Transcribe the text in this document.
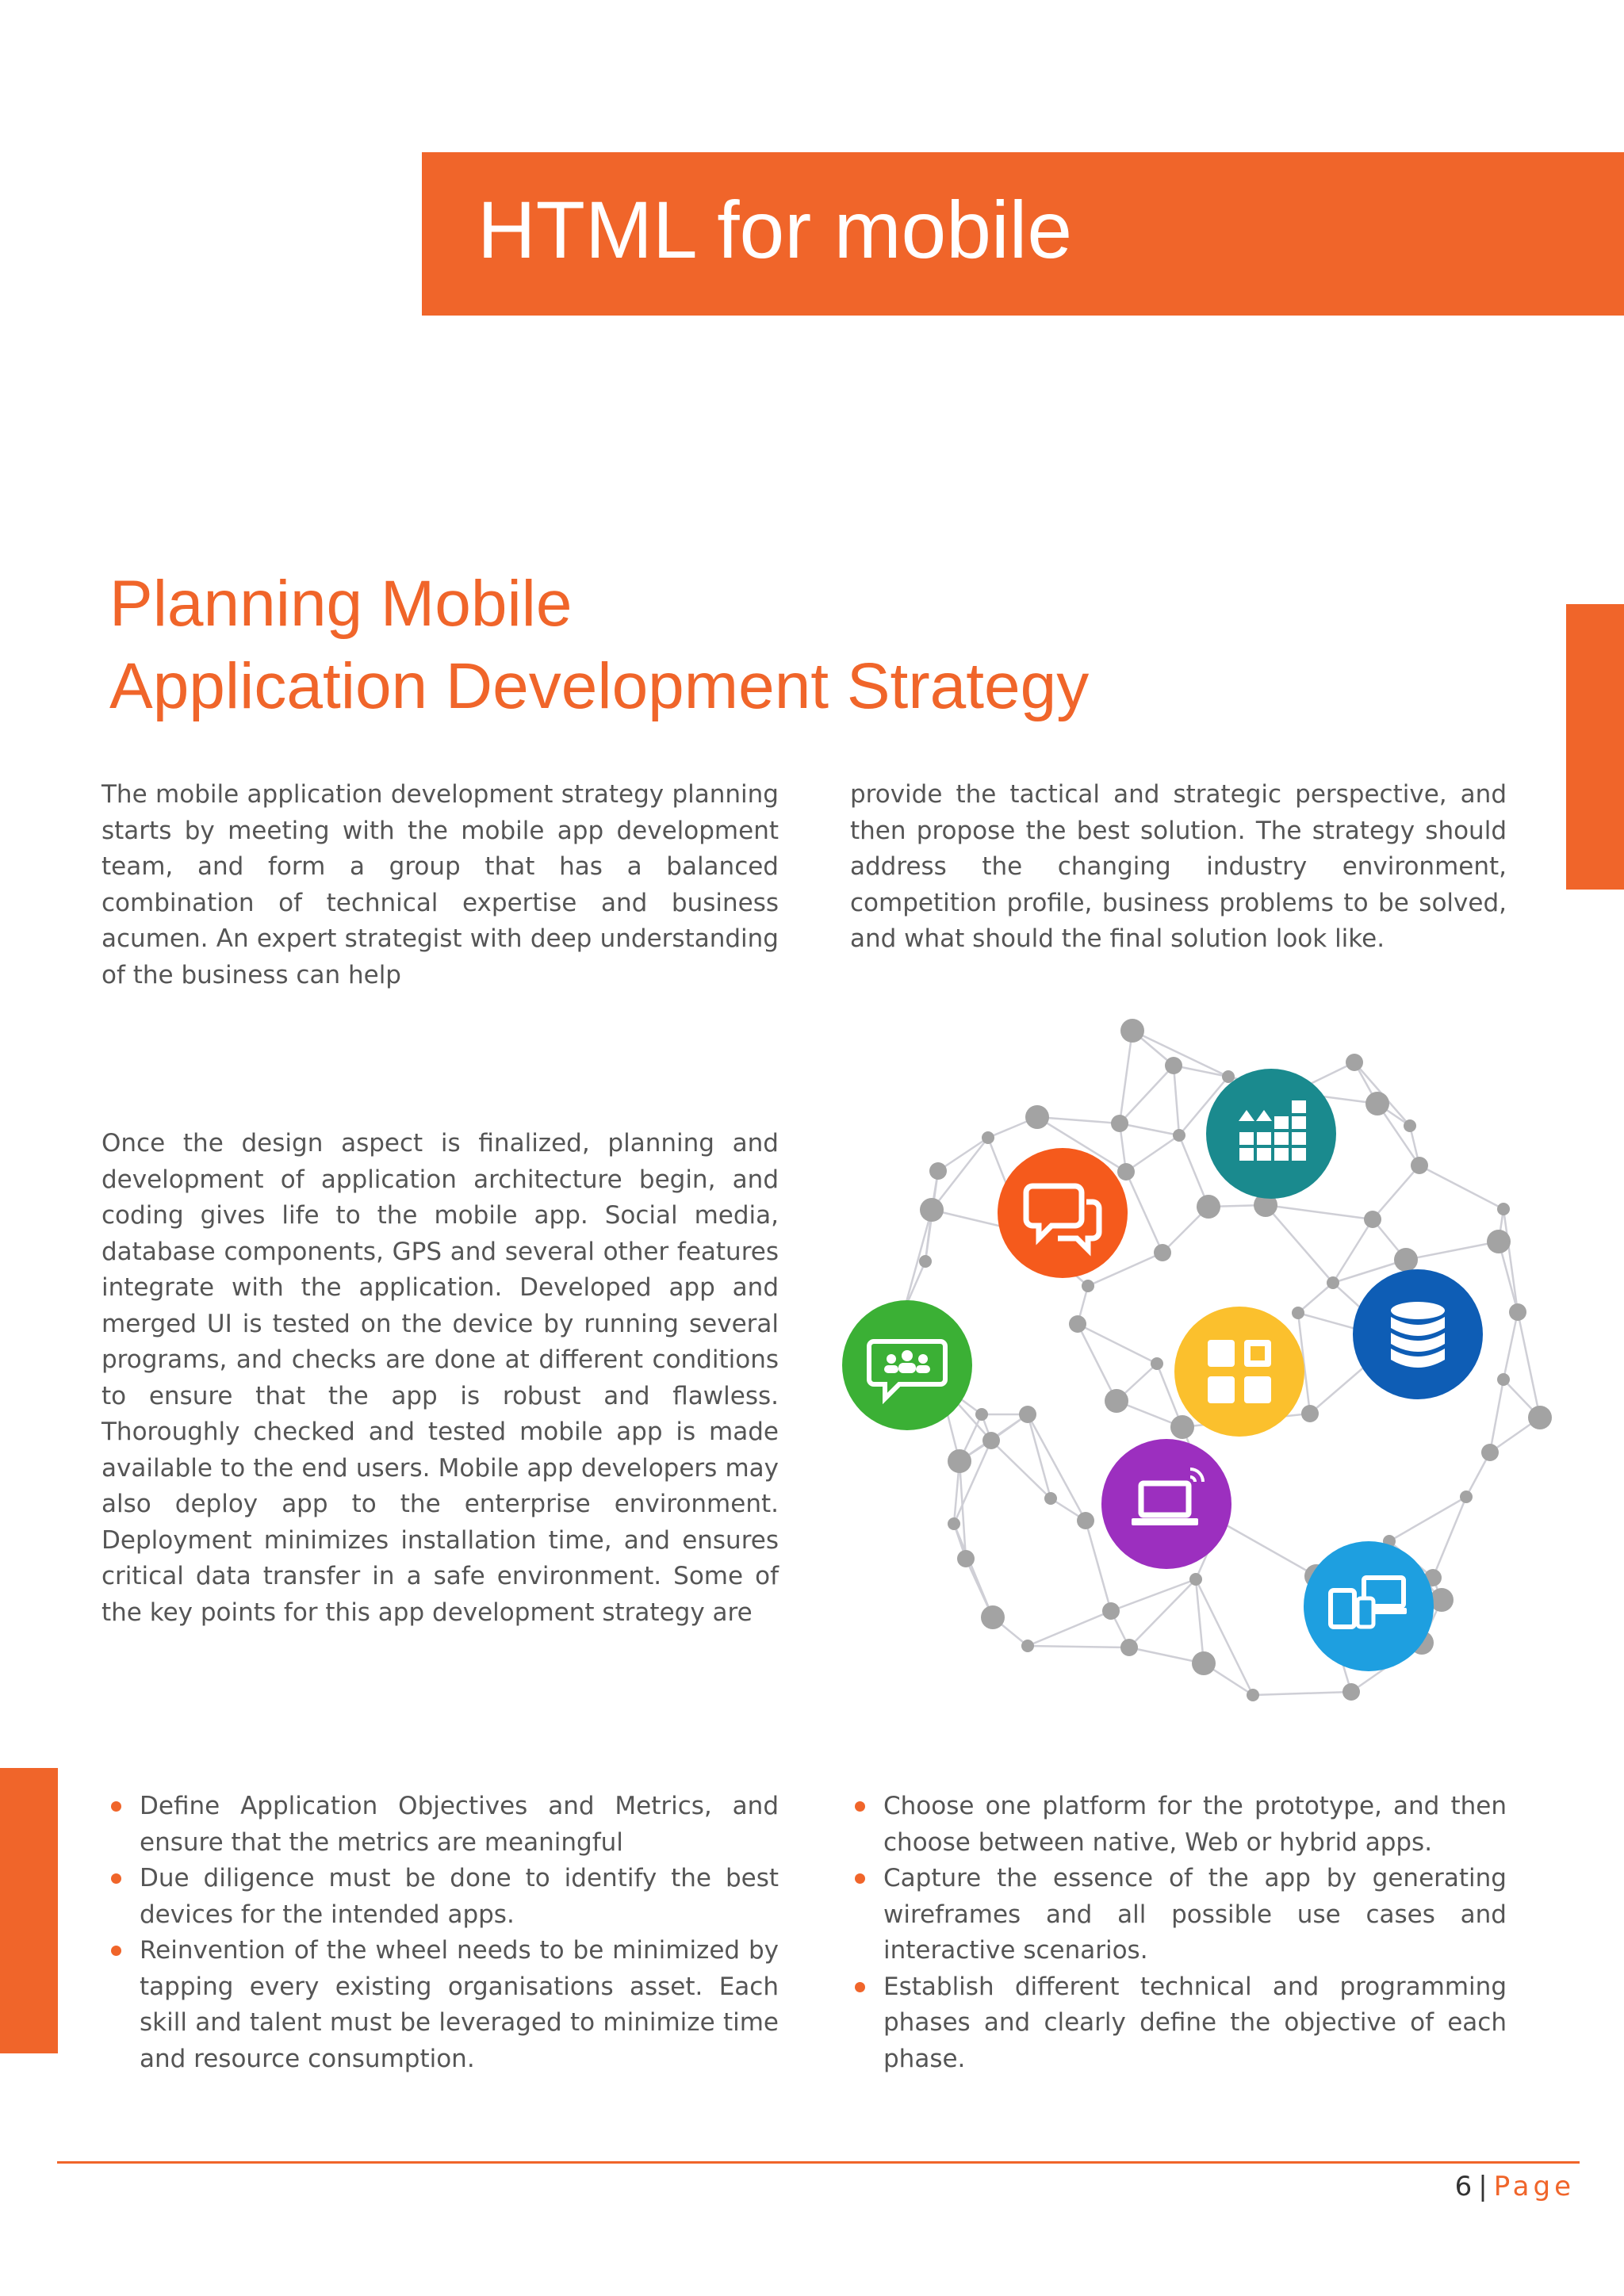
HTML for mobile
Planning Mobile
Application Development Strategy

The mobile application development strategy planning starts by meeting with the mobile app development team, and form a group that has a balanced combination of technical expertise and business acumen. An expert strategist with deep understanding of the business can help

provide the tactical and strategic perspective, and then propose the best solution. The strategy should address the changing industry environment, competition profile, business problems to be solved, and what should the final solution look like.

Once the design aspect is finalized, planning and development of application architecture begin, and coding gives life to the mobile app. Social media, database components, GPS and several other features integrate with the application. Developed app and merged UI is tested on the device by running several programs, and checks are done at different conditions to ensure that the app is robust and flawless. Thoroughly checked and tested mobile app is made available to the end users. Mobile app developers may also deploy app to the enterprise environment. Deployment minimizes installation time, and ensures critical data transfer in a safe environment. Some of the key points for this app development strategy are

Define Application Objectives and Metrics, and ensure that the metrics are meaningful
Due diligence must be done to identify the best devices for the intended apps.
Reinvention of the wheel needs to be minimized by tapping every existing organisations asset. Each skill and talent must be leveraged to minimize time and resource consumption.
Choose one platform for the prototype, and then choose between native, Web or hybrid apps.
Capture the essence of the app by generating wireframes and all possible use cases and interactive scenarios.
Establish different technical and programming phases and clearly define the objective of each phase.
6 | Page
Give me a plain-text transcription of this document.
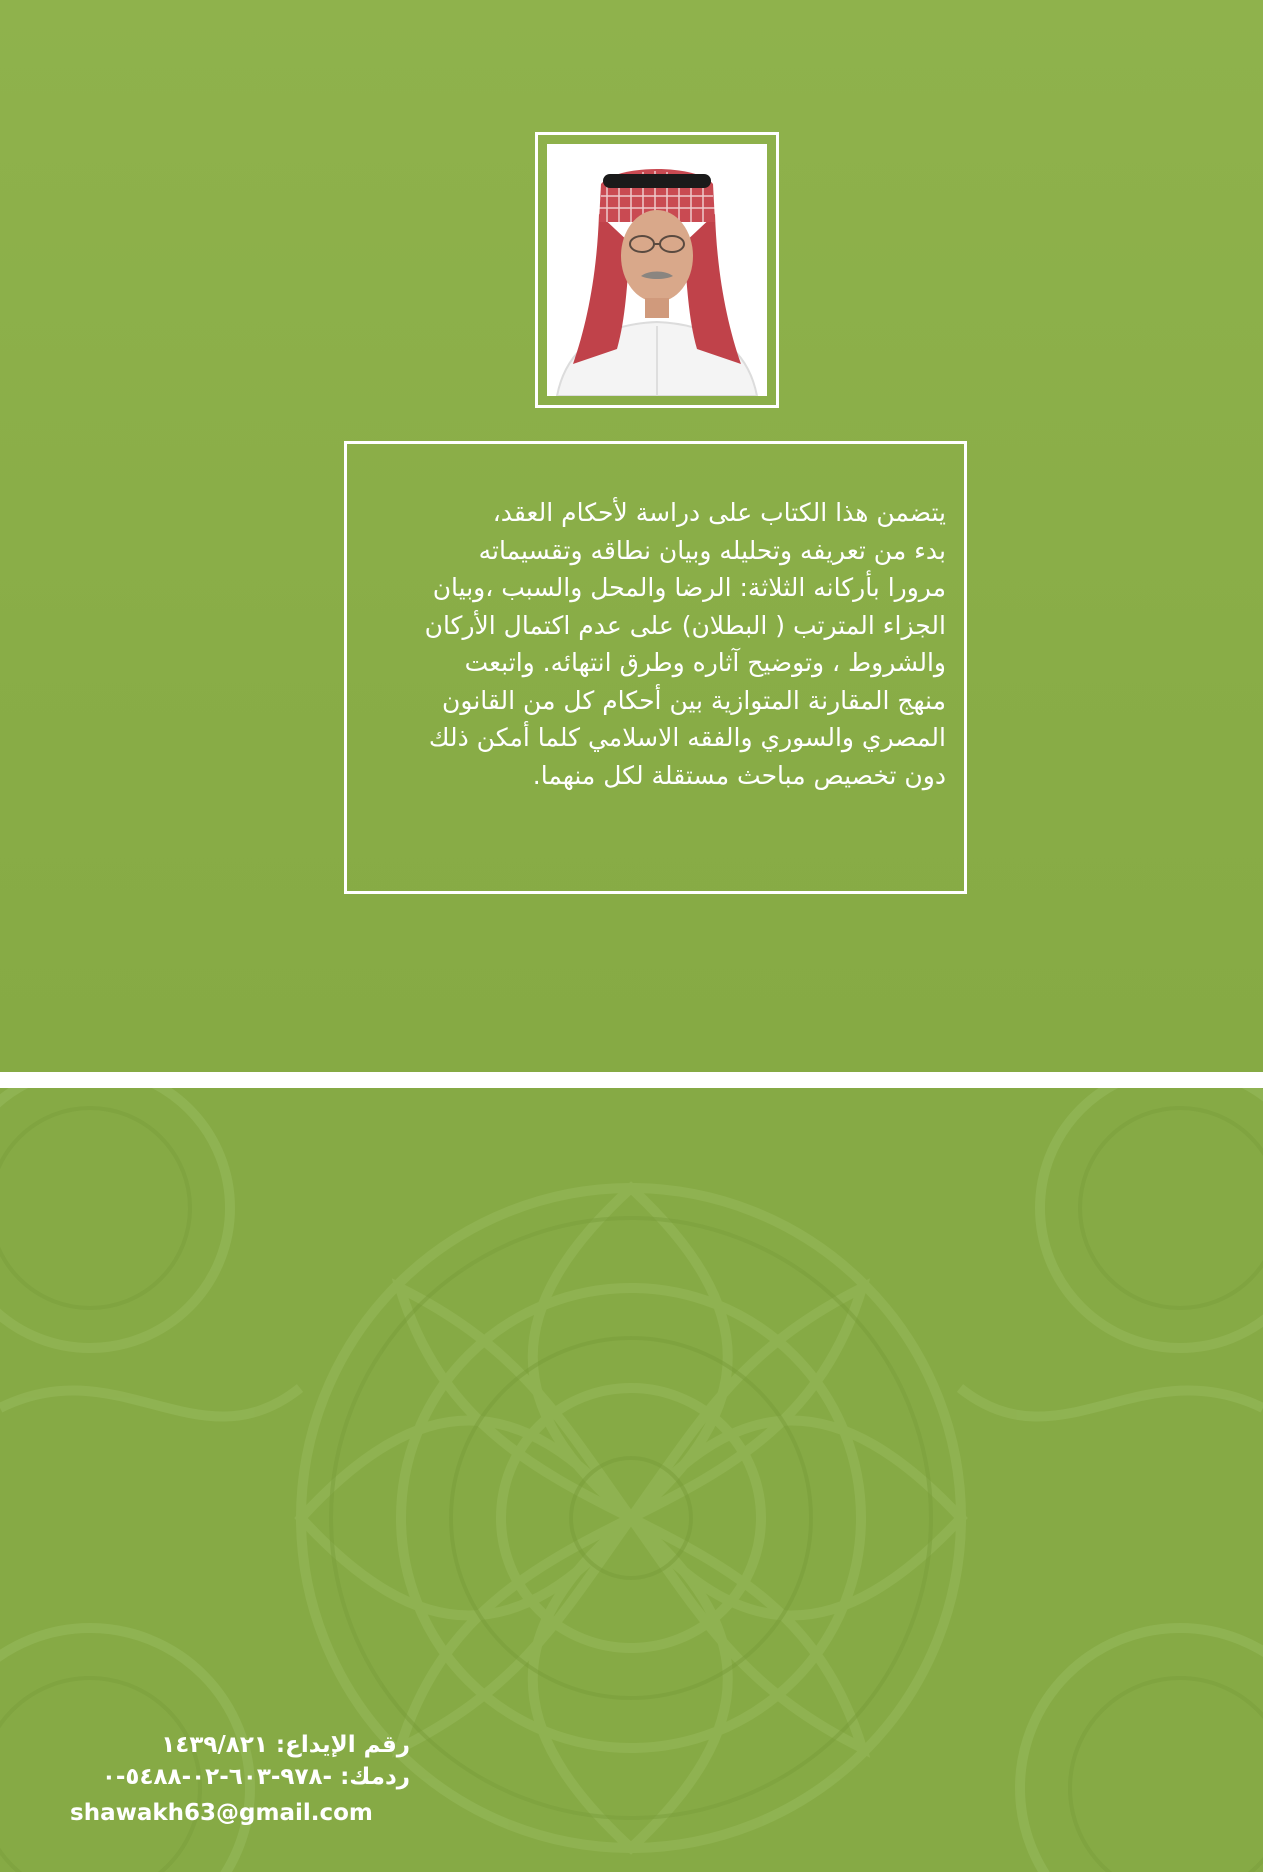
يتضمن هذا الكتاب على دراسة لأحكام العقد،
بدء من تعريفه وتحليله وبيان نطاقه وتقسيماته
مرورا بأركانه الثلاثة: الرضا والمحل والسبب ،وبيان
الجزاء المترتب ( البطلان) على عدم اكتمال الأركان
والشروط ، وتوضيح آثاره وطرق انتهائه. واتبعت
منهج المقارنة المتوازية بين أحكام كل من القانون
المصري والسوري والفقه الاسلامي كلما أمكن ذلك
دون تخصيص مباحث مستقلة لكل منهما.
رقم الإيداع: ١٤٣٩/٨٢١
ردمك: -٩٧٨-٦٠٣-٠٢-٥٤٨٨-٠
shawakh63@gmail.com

• _Task requirements_
Show all lines in the entries above where the string "then" appears.

• _Task response_
provide the tactical and strategic perspective, and then propose the best solution. The strategy should address the changing industry environment, competition profile, business problems to be solved, and what should the final solution look like.
Choose one platform for the prototype, and then choose between native, Web or hybrid apps.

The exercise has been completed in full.